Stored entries
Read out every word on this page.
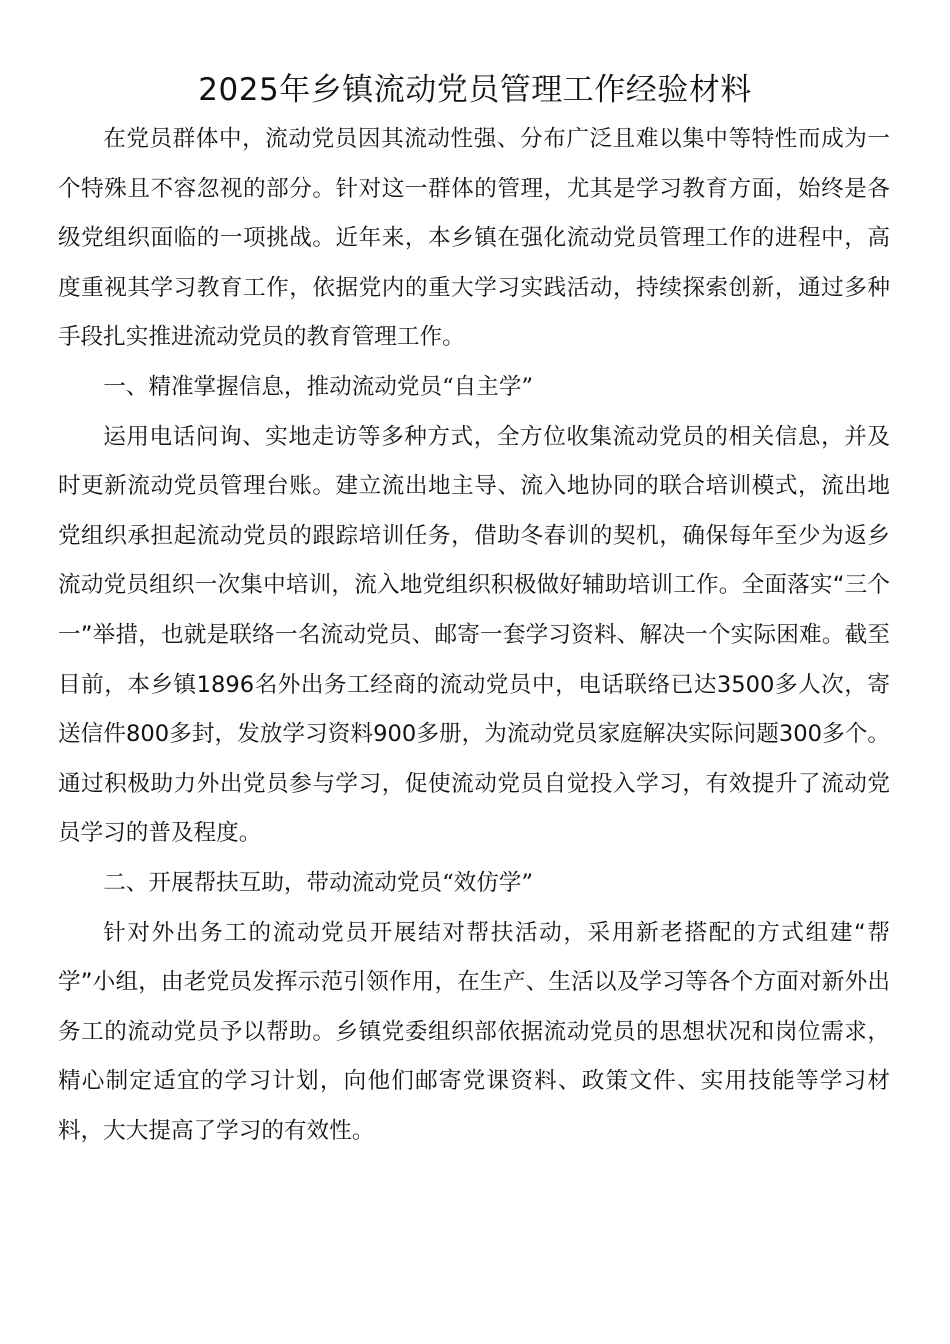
2025年乡镇流动党员管理工作经验材料

在党员群体中，流动党员因其流动性强、分布广泛且难以集中等特性而成为一个特殊且不容忽视的部分。针对这一群体的管理，尤其是学习教育方面，始终是各级党组织面临的一项挑战。近年来，本乡镇在强化流动党员管理工作的进程中，高度重视其学习教育工作，依据党内的重大学习实践活动，持续探索创新，通过多种手段扎实推进流动党员的教育管理工作。

一、精准掌握信息，推动流动党员“自主学”

运用电话问询、实地走访等多种方式，全方位收集流动党员的相关信息，并及时更新流动党员管理台账。建立流出地主导、流入地协同的联合培训模式，流出地党组织承担起流动党员的跟踪培训任务，借助冬春训的契机，确保每年至少为返乡流动党员组织一次集中培训，流入地党组织积极做好辅助培训工作。全面落实“三个一”举措，也就是联络一名流动党员、邮寄一套学习资料、解决一个实际困难。截至目前，本乡镇1896名外出务工经商的流动党员中，电话联络已达3500多人次，寄送信件800多封，发放学习资料900多册，为流动党员家庭解决实际问题300多个。通过积极助力外出党员参与学习，促使流动党员自觉投入学习，有效提升了流动党员学习的普及程度。

二、开展帮扶互助，带动流动党员“效仿学”

针对外出务工的流动党员开展结对帮扶活动，采用新老搭配的方式组建“帮学”小组，由老党员发挥示范引领作用，在生产、生活以及学习等各个方面对新外出务工的流动党员予以帮助。乡镇党委组织部依据流动党员的思想状况和岗位需求，精心制定适宜的学习计划，向他们邮寄党课资料、政策文件、实用技能等学习材料，大大提高了学习的有效性。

▶ What you will do: Return all of the entries exactly as written, but drop any pictures they hold.

▶ Completed task:
Read out every word on this page.
2025年乡镇流动党员管理工作经验材料

在党员群体中，流动党员因其流动性强、分布广泛且难以集中等特性而成为一个特殊且不容忽视的部分。针对这一群体的管理，尤其是学习教育方面，始终是各级党组织面临的一项挑战。近年来，本乡镇在强化流动党员管理工作的进程中，高度重视其学习教育工作，依据党内的重大学习实践活动，持续探索创新，通过多种手段扎实推进流动党员的教育管理工作。

一、精准掌握信息，推动流动党员“自主学”

运用电话问询、实地走访等多种方式，全方位收集流动党员的相关信息，并及时更新流动党员管理台账。建立流出地主导、流入地协同的联合培训模式，流出地党组织承担起流动党员的跟踪培训任务，借助冬春训的契机，确保每年至少为返乡流动党员组织一次集中培训，流入地党组织积极做好辅助培训工作。全面落实“三个一”举措，也就是联络一名流动党员、邮寄一套学习资料、解决一个实际困难。截至目前，本乡镇1896名外出务工经商的流动党员中，电话联络已达3500多人次，寄送信件800多封，发放学习资料900多册，为流动党员家庭解决实际问题300多个。通过积极助力外出党员参与学习，促使流动党员自觉投入学习，有效提升了流动党员学习的普及程度。

二、开展帮扶互助，带动流动党员“效仿学”

针对外出务工的流动党员开展结对帮扶活动，采用新老搭配的方式组建“帮学”小组，由老党员发挥示范引领作用，在生产、生活以及学习等各个方面对新外出务工的流动党员予以帮助。乡镇党委组织部依据流动党员的思想状况和岗位需求，精心制定适宜的学习计划，向他们邮寄党课资料、政策文件、实用技能等学习材料，大大提高了学习的有效性。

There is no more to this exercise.